Data provided

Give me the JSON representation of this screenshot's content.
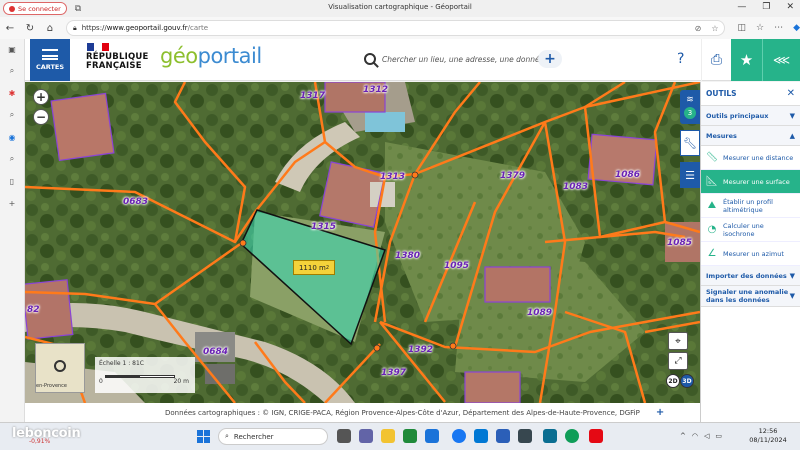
{
  "browser": {
    "signin_label": "Se connecter",
    "window_title": "Visualisation cartographique - Géoportail",
    "url_prefix": "https://",
    "url_host": "www.geoportail.gouv.fr",
    "url_path": "/carte"
  },
  "header": {
    "menu_label": "CARTES",
    "republic_line1": "RÉPUBLIQUE",
    "republic_line2": "FRANÇAISE",
    "logo_geo": "géo",
    "logo_portail": "portail",
    "search_placeholder": "Chercher un lieu, une adresse, une donnée",
    "help_label": "?"
  },
  "map": {
    "parcel_labels": [
      {
        "id": "p1317",
        "text": "1317"
      },
      {
        "id": "p1312",
        "text": "1312"
      },
      {
        "id": "p1313",
        "text": "1313"
      },
      {
        "id": "p1379",
        "text": "1379"
      },
      {
        "id": "p1083",
        "text": "1083"
      },
      {
        "id": "p1086",
        "text": "1086"
      },
      {
        "id": "p0683",
        "text": "0683"
      },
      {
        "id": "p1315",
        "text": "1315"
      },
      {
        "id": "p1380",
        "text": "1380"
      },
      {
        "id": "p1095",
        "text": "1095"
      },
      {
        "id": "p1085",
        "text": "1085"
      },
      {
        "id": "p1089",
        "text": "1089"
      },
      {
        "id": "p82",
        "text": "82"
      },
      {
        "id": "p0684",
        "text": "0684"
      },
      {
        "id": "p1392",
        "text": "1392"
      },
      {
        "id": "p1397",
        "text": "1397"
      }
    ],
    "layers_count": "3",
    "area_value": "1110 m",
    "area_exp": "2",
    "minimap_label": "en-Provence",
    "scale_text": "Échelle 1 : 81C",
    "scale_min": "0",
    "scale_max": "20 m",
    "view_2d": "2D",
    "view_3d": "3D"
  },
  "attribution": {
    "text": "Données cartographiques : ©    IGN,  CRIGE-PACA,  Région Provence-Alpes-Côte d'Azur,  Département des Alpes-de-Haute-Provence,  DGFiP"
  },
  "tools_panel": {
    "title": "OUTILS",
    "sections": {
      "main": "Outils principaux",
      "measures": "Mesures",
      "import": "Importer des données",
      "report": "Signaler une anomalie dans les données"
    },
    "tools": {
      "distance": "Mesurer une distance",
      "surface": "Mesurer une surface",
      "profile": "Établir un profil altimétrique",
      "isochrone": "Calculer une isochrone",
      "azimuth": "Mesurer un azimut"
    }
  },
  "taskbar": {
    "brand": "leboncoin",
    "ticker": "-0,91%",
    "search_label": "Rechercher",
    "time": "12:56",
    "date": "08/11/2024"
  },
  "colors": {
    "brand_blue": "#1e5aa8",
    "accent_green": "#26b38a",
    "parcel_orange": "#ff7a1a",
    "label_purple": "#6a22b5"
  }
}
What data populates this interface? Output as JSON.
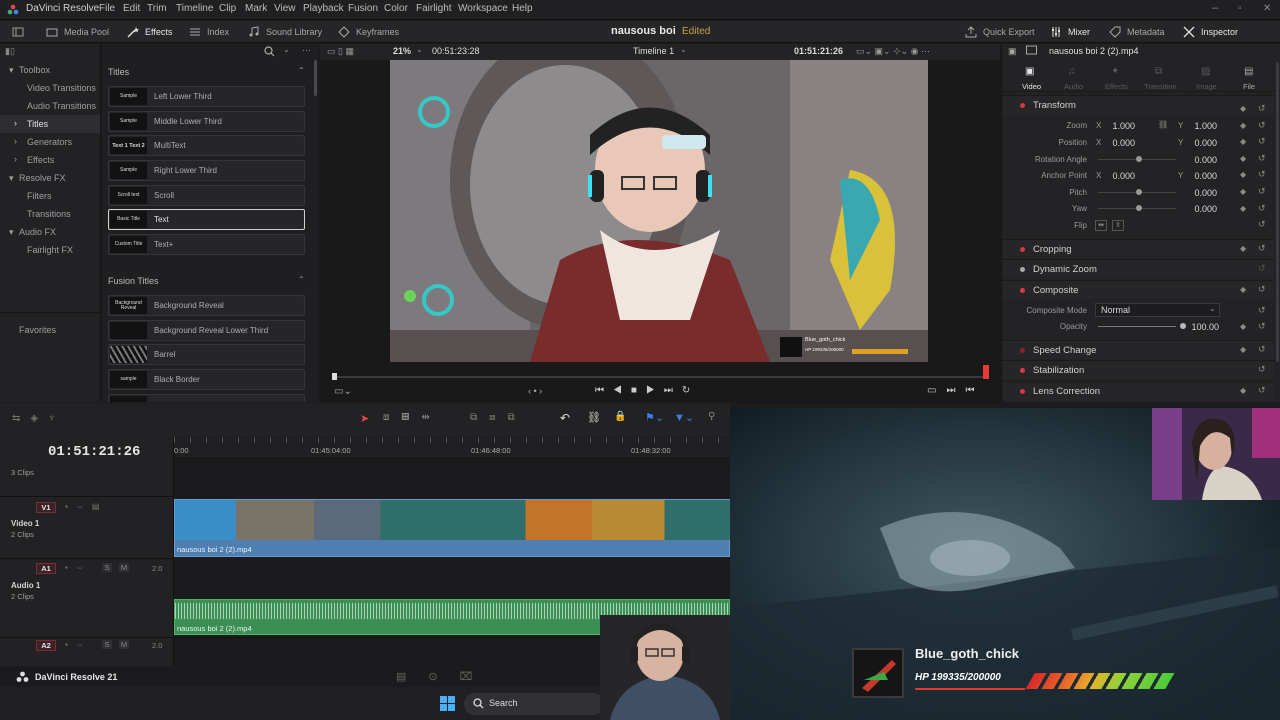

Given instruction
In the entries above, locate every line with the word "this" and copy it.

Response
Give me the JSON representation of this screenshot's content.
What data populates this interface? Output as JSON.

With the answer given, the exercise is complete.